• Written problem
Copy every line from the records below that holds the word "Gejala".

• Material provided

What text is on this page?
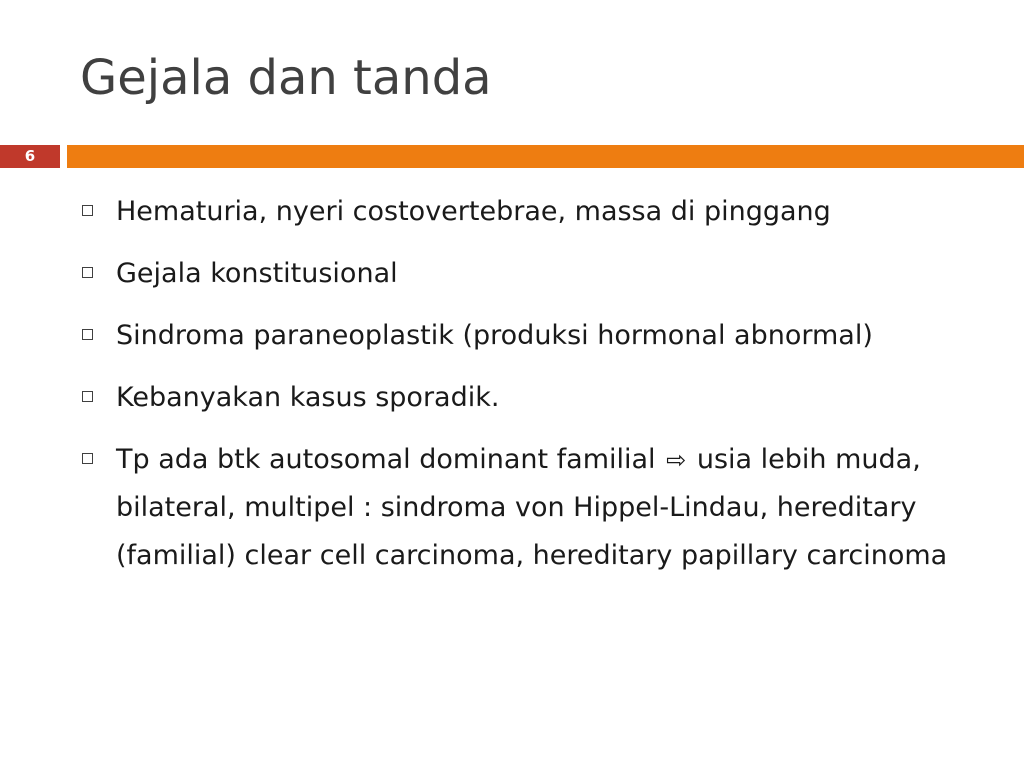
Gejala dan tanda
6
Hematuria, nyeri costovertebrae, massa di pinggang
Gejala konstitusional
Sindroma paraneoplastik (produksi hormonal abnormal)
Kebanyakan kasus sporadik.
Tp ada btk autosomal dominant familial ⇨ usia lebih muda, bilateral, multipel : sindroma von Hippel-Lindau, hereditary (familial) clear cell carcinoma, hereditary papillary carcinoma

• Response below
Gejala dan tanda
Gejala konstitusional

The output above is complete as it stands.